Task goal:
Can you retype every record below exactly as written?

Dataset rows
— START —

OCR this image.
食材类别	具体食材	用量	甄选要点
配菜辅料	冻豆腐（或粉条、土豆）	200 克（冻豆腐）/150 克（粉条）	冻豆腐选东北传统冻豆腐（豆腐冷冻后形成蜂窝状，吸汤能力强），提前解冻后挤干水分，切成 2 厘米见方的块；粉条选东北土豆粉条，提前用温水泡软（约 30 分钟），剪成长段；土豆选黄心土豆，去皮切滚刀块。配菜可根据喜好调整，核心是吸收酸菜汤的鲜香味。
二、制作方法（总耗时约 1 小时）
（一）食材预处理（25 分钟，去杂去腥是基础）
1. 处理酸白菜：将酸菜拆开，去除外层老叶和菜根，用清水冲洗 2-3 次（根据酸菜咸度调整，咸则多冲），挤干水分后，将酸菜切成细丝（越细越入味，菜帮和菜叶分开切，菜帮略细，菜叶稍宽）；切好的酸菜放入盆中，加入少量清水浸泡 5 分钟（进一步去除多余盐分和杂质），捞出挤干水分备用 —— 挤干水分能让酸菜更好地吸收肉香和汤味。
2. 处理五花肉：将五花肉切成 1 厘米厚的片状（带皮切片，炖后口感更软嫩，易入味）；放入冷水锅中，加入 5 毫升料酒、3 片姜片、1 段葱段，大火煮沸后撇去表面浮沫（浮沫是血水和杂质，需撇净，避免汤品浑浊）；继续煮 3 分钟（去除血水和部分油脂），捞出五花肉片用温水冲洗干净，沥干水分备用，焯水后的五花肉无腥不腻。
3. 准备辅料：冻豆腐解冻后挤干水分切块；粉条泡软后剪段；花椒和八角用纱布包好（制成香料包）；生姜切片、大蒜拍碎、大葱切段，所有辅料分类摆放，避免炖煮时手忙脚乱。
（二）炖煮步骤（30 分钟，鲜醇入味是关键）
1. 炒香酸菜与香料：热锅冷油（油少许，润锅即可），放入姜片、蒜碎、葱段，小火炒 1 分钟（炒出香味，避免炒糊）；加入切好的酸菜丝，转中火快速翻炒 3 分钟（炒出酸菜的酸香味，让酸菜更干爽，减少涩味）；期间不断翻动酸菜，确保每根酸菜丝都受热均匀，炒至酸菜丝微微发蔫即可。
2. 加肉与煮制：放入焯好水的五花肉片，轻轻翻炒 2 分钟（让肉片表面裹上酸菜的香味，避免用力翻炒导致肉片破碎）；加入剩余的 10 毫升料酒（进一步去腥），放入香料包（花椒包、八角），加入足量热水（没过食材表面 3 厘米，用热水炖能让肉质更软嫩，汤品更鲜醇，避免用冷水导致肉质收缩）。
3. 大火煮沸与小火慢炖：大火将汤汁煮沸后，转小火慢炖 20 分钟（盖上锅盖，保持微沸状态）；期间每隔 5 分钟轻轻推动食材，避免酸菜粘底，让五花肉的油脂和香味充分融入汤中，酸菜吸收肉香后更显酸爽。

— END —

Exercise result:
OCR this image.
食材类别	具体食材	用量	甄选要点
配菜辅料	冻豆腐（或粉条、土豆）	200 克（冻豆腐）/150 克（粉条）	冻豆腐选东北传统冻豆腐（豆腐冷冻后形成蜂窝状，吸汤能力强），提前解冻后挤干水分，切成 2 厘米见方的块；粉条选东北土豆粉条，提前用温水泡软（约 30 分钟），剪成长段；土豆选黄心土豆，去皮切滚刀块。配菜可根据喜好调整，核心是吸收酸菜汤的鲜香味。
二、制作方法（总耗时约 1 小时）
（一）食材预处理（25 分钟，去杂去腥是基础）
1. 处理酸白菜：将酸菜拆开，去除外层老叶和菜根，用清水冲洗 2-3 次（根据酸菜咸度调整，咸则多冲），挤干水分后，将酸菜切成细丝（越细越入味，菜帮和菜叶分开切，菜帮略细，菜叶稍宽）；切好的酸菜放入盆中，加入少量清水浸泡 5 分钟（进一步去除多余盐分和杂质），捞出挤干水分备用 —— 挤干水分能让酸菜更好地吸收肉香和汤味。
2. 处理五花肉：将五花肉切成 1 厘米厚的片状（带皮切片，炖后口感更软嫩，易入味）；放入冷水锅中，加入 5 毫升料酒、3 片姜片、1 段葱段，大火煮沸后撇去表面浮沫（浮沫是血水和杂质，需撇净，避免汤品浑浊）；继续煮 3 分钟（去除血水和部分油脂），捞出五花肉片用温水冲洗干净，沥干水分备用，焯水后的五花肉无腥不腻。
3. 准备辅料：冻豆腐解冻后挤干水分切块；粉条泡软后剪段；花椒和八角用纱布包好（制成香料包）；生姜切片、大蒜拍碎、大葱切段，所有辅料分类摆放，避免炖煮时手忙脚乱。
（二）炖煮步骤（30 分钟，鲜醇入味是关键）
1. 炒香酸菜与香料：热锅冷油（油少许，润锅即可），放入姜片、蒜碎、葱段，小火炒 1 分钟（炒出香味，避免炒糊）；加入切好的酸菜丝，转中火快速翻炒 3 分钟（炒出酸菜的酸香味，让酸菜更干爽，减少涩味）；期间不断翻动酸菜，确保每根酸菜丝都受热均匀，炒至酸菜丝微微发蔫即可。
2. 加肉与煮制：放入焯好水的五花肉片，轻轻翻炒 2 分钟（让肉片表面裹上酸菜的香味，避免用力翻炒导致肉片破碎）；加入剩余的 10 毫升料酒（进一步去腥），放入香料包（花椒包、八角），加入足量热水（没过食材表面 3 厘米，用热水炖能让肉质更软嫩，汤品更鲜醇，避免用冷水导致肉质收缩）。
3. 大火煮沸与小火慢炖：大火将汤汁煮沸后，转小火慢炖 20 分钟（盖上锅盖，保持微沸状态）；期间每隔 5 分钟轻轻推动食材，避免酸菜粘底，让五花肉的油脂和香味充分融入汤中，酸菜吸收肉香后更显酸爽。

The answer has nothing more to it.